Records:
-- start --

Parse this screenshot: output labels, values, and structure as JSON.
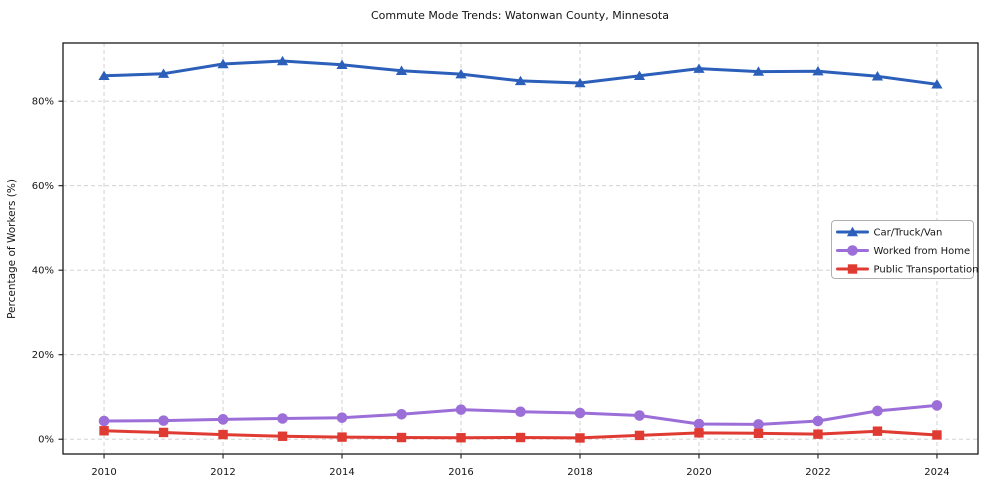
{
  "chart_data": {
    "type": "line",
    "title": "Commute Mode Trends: Watonwan County, Minnesota",
    "xlabel": "",
    "ylabel": "Percentage of Workers (%)",
    "x": [
      2010,
      2011,
      2012,
      2013,
      2014,
      2015,
      2016,
      2017,
      2018,
      2019,
      2020,
      2021,
      2022,
      2023,
      2024
    ],
    "x_ticks": [
      2010,
      2012,
      2014,
      2016,
      2018,
      2020,
      2022,
      2024
    ],
    "y_ticks": [
      0,
      20,
      40,
      60,
      80
    ],
    "y_tick_suffix": "%",
    "xlim": [
      2009.31,
      2024.69
    ],
    "ylim": [
      -3.5,
      93.77
    ],
    "grid": true,
    "grid_style": "dashed",
    "grid_color": "#cccccc",
    "legend_position": "center-right",
    "series": [
      {
        "name": "Car/Truck/Van",
        "color": "#2c5fba",
        "marker": "triangle",
        "values": [
          86.0,
          86.5,
          88.8,
          89.5,
          88.6,
          87.2,
          86.4,
          84.8,
          84.3,
          86.0,
          87.7,
          87.0,
          87.1,
          85.9,
          84.0
        ]
      },
      {
        "name": "Worked from Home",
        "color": "#9c6ed8",
        "marker": "circle",
        "values": [
          4.3,
          4.4,
          4.7,
          4.9,
          5.1,
          5.9,
          7.0,
          6.5,
          6.2,
          5.6,
          3.6,
          3.5,
          4.3,
          6.7,
          8.0
        ]
      },
      {
        "name": "Public Transportation",
        "color": "#e03b33",
        "marker": "square",
        "values": [
          2.0,
          1.6,
          1.1,
          0.7,
          0.5,
          0.4,
          0.35,
          0.4,
          0.3,
          0.9,
          1.5,
          1.4,
          1.2,
          1.9,
          1.0
        ]
      }
    ]
  }
}
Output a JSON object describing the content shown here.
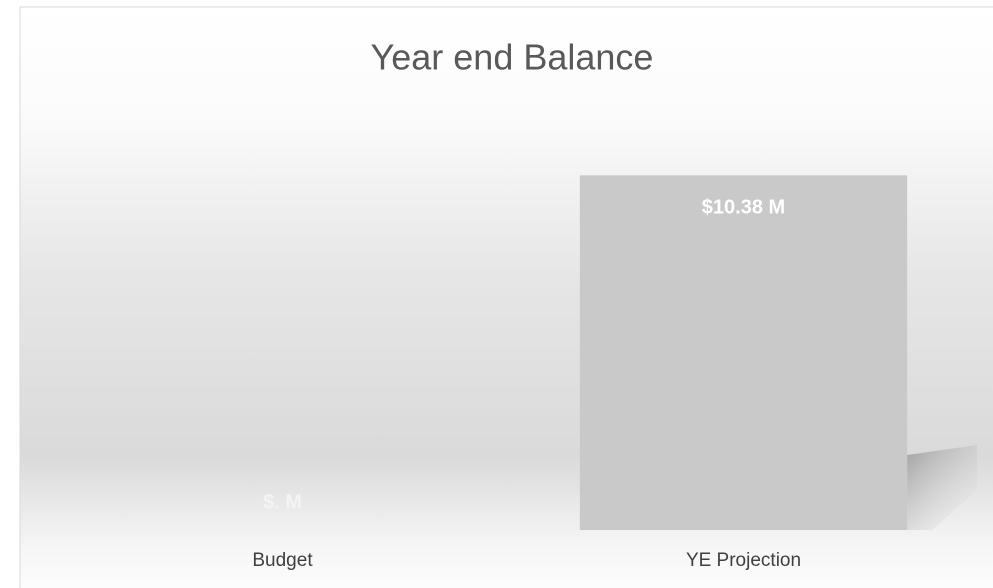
{
  "chart_data": {
    "type": "bar",
    "title": "Year end Balance",
    "categories": [
      "Budget",
      "YE Projection"
    ],
    "values": [
      0,
      10.38
    ],
    "value_labels": [
      "$. M",
      "$10.38 M"
    ],
    "color": "#c9c9c9",
    "ylim": [
      0,
      12
    ]
  }
}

-- end --

**What is expected**
Copy exactly the lines from the line containing "Output a JSON" through the last line of the records above, both included, and leave out any pictures.

**Full response**
Output a JSON object describing the content shown here.
{
  "chart_data": {
    "type": "bar",
    "title": "Year end Balance",
    "categories": [
      "Budget",
      "YE Projection"
    ],
    "values": [
      0,
      10.38
    ],
    "value_labels": [
      "$. M",
      "$10.38 M"
    ],
    "color": "#c9c9c9",
    "ylim": [
      0,
      12
    ]
  }
}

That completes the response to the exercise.